- **WHAT YOU WILL DO**
Copy each line of the entries beneath that contains the word "назад".

- **DATA LISTING**
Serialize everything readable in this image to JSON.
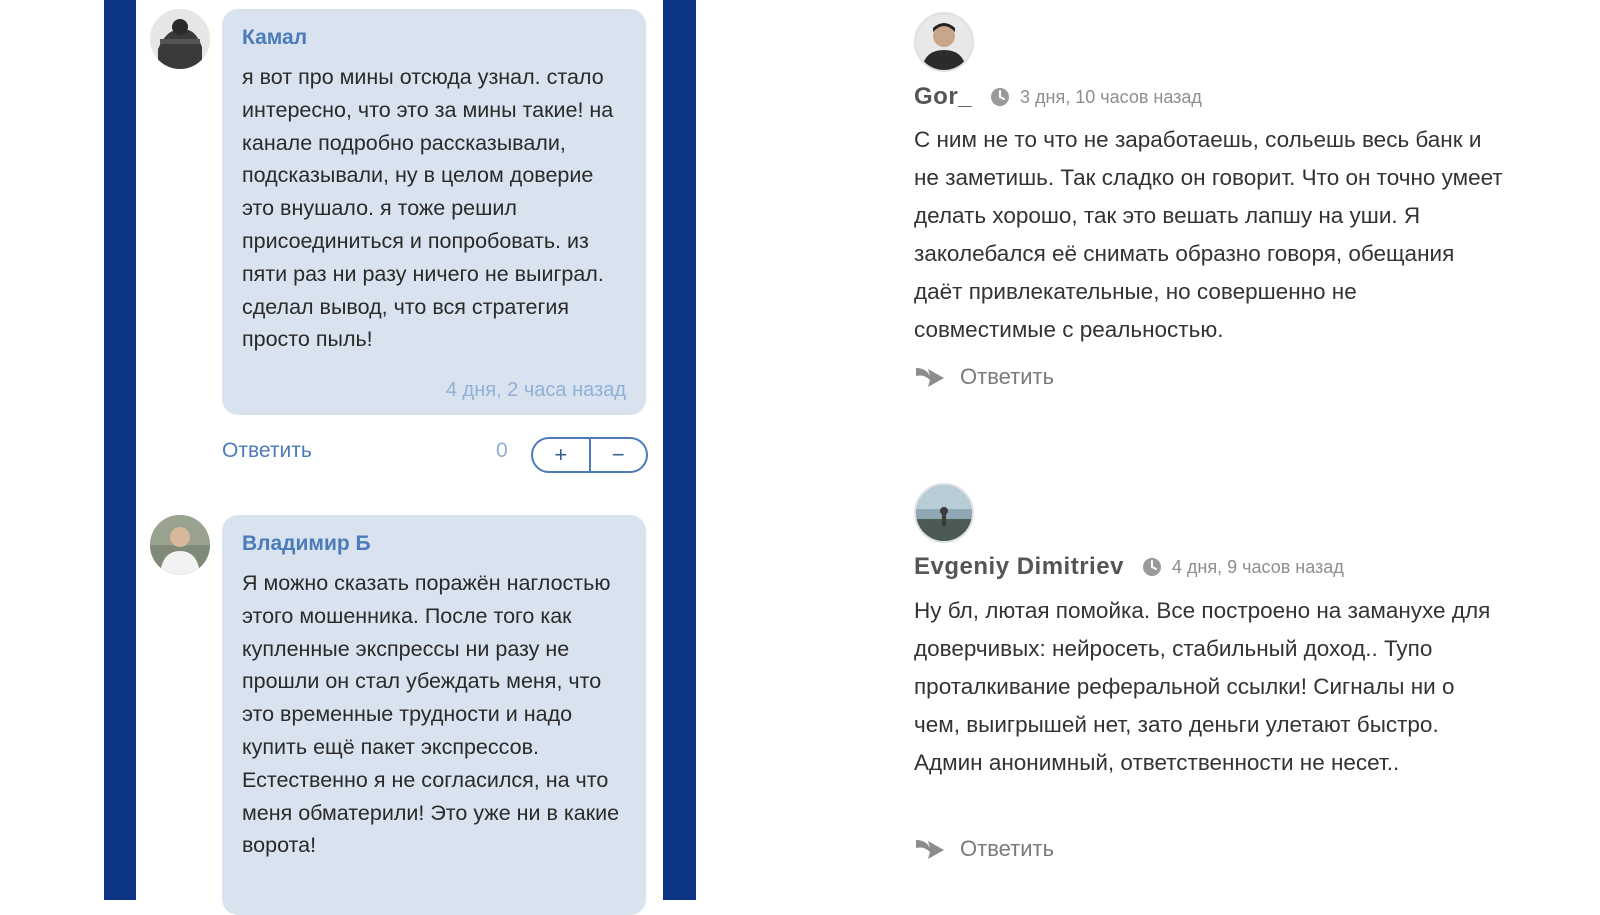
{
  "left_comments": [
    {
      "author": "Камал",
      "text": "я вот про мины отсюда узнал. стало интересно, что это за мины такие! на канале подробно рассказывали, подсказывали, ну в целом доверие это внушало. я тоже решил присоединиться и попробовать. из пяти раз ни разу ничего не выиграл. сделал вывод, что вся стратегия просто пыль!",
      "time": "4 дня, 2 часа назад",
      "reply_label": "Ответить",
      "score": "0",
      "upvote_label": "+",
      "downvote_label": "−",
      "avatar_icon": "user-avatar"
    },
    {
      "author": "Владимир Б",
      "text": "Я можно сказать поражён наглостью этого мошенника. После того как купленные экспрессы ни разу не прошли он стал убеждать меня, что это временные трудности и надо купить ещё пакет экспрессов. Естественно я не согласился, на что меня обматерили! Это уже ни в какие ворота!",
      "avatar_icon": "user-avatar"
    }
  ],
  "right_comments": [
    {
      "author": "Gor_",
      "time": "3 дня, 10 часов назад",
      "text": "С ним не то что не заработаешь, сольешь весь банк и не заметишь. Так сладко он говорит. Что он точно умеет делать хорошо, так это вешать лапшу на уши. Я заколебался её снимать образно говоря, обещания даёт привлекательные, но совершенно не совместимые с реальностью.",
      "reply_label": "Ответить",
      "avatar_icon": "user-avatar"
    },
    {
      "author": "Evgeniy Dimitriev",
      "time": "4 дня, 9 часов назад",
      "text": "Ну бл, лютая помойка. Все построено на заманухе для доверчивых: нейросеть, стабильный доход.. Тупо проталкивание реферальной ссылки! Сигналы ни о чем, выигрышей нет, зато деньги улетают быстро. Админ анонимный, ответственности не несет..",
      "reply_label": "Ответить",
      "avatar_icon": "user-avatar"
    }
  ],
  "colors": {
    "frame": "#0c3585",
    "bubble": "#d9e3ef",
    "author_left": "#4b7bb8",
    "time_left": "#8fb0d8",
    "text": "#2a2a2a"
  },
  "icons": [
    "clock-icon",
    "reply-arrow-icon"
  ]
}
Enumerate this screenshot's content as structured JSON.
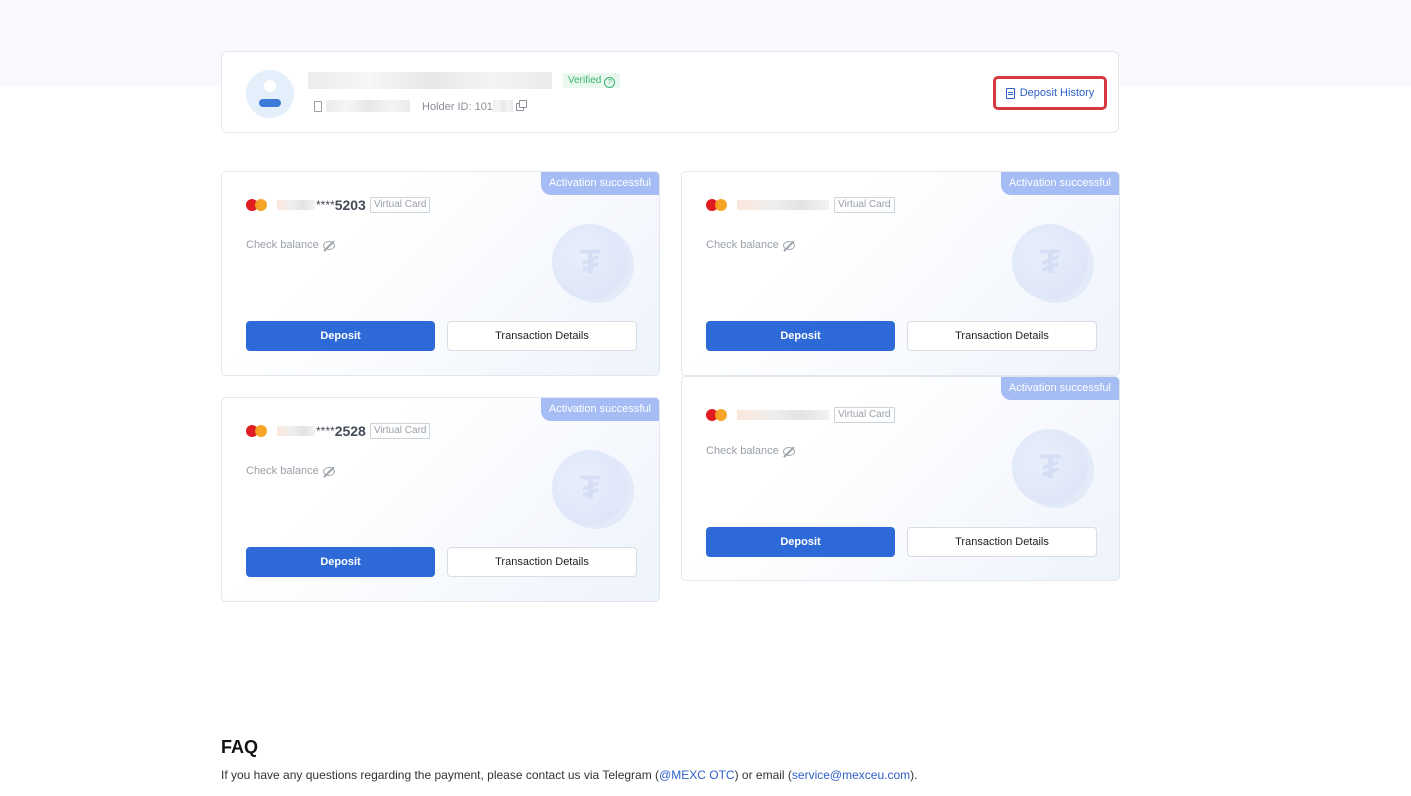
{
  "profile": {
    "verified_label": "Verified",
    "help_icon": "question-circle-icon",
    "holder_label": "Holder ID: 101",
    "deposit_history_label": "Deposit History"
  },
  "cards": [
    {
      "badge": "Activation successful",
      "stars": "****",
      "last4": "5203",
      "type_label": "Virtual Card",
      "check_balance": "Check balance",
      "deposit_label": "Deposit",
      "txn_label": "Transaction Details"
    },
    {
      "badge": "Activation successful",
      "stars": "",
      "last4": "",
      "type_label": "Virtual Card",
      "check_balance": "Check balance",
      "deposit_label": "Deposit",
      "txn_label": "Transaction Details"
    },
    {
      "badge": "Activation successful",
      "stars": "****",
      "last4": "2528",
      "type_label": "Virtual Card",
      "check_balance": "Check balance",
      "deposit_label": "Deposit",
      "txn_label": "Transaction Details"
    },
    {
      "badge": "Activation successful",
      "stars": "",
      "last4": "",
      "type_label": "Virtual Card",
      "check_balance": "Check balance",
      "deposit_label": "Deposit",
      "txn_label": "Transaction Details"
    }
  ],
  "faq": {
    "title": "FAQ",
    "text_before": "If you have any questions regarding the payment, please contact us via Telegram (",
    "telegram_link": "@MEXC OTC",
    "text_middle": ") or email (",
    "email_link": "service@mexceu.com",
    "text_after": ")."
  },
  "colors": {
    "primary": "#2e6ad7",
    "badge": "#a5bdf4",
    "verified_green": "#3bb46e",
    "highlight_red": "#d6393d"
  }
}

- **THE ANSWER**
      "time": "4 дня, 2 часа назад",
      "time": "3 дня, 10 часов назад",
      "time": "4 дня, 9 часов назад",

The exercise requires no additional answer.